Filter the rows below, keeping every row that contains the string "wires". Matching is case-sensitive.

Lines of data
::::::::

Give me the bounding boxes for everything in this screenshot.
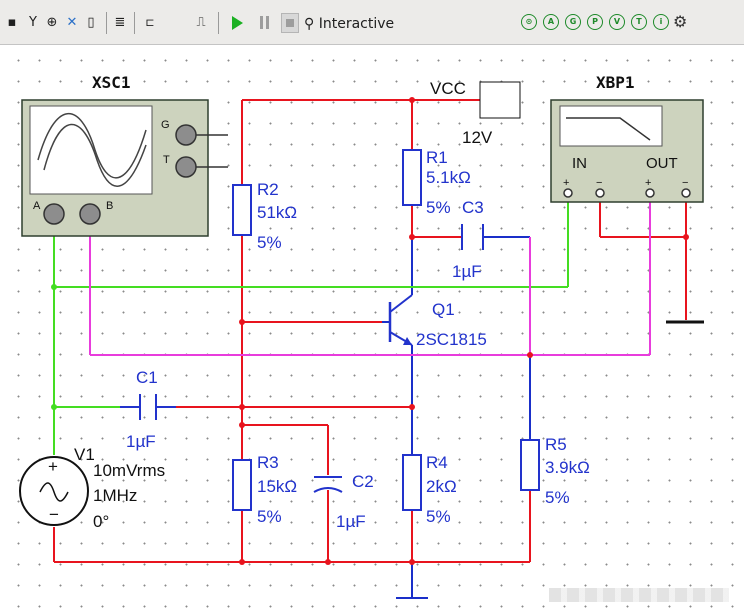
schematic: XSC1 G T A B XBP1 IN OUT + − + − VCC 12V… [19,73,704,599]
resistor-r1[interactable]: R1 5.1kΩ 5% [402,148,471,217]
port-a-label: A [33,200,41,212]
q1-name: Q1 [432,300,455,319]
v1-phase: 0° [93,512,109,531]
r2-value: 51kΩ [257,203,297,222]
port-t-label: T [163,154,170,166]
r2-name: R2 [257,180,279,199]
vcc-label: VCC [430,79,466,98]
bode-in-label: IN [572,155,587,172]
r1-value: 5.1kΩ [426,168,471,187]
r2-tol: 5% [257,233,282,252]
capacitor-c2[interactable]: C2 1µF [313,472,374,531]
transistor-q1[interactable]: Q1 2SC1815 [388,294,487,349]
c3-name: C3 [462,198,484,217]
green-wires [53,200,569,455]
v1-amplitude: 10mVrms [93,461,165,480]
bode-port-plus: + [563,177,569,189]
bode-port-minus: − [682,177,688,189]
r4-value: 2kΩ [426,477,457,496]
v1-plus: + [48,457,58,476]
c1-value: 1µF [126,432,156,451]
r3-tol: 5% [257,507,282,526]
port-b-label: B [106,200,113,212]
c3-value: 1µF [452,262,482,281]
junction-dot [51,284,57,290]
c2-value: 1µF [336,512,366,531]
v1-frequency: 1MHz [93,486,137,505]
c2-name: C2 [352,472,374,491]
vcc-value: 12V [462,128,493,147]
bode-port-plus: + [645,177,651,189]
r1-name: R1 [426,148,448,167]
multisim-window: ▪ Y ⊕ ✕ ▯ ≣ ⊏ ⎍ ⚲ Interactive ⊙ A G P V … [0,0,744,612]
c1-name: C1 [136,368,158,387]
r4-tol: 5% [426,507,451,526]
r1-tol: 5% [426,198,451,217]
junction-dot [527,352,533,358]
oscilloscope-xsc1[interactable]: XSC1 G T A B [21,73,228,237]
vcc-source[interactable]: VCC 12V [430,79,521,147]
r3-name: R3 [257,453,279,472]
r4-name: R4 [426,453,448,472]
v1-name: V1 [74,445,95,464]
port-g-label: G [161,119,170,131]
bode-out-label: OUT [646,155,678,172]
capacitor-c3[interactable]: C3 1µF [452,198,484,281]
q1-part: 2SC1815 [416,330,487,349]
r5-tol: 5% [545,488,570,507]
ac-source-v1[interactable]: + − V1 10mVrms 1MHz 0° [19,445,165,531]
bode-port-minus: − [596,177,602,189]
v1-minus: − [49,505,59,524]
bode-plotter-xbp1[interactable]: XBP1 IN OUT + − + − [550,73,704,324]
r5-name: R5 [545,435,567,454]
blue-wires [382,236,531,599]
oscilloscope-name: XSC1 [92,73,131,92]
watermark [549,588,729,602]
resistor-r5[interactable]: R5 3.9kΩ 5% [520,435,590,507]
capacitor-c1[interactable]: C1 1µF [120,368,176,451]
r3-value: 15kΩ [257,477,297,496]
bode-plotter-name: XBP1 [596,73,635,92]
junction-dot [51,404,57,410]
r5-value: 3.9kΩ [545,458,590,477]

::::::::

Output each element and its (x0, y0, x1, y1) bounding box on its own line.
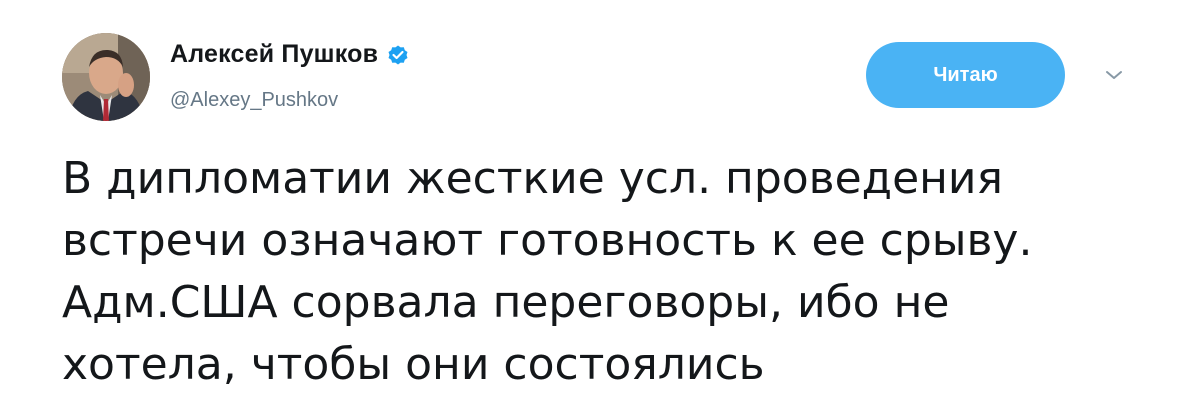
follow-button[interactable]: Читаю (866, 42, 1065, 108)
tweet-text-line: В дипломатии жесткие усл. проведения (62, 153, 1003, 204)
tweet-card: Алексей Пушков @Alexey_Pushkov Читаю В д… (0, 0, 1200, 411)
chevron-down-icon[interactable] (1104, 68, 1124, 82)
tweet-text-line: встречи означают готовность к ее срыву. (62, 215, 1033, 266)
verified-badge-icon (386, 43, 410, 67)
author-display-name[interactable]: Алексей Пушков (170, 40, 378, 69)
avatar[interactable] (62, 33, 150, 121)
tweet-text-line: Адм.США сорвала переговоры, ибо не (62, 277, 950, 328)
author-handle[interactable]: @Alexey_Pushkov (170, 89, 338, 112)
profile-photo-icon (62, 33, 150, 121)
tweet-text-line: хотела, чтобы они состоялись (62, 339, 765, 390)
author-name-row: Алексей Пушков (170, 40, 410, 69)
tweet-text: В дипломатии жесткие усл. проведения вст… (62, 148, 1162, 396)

::::::::

> [Final result]
green-wires [53,200,569,455]
blue-wires [382,236,531,599]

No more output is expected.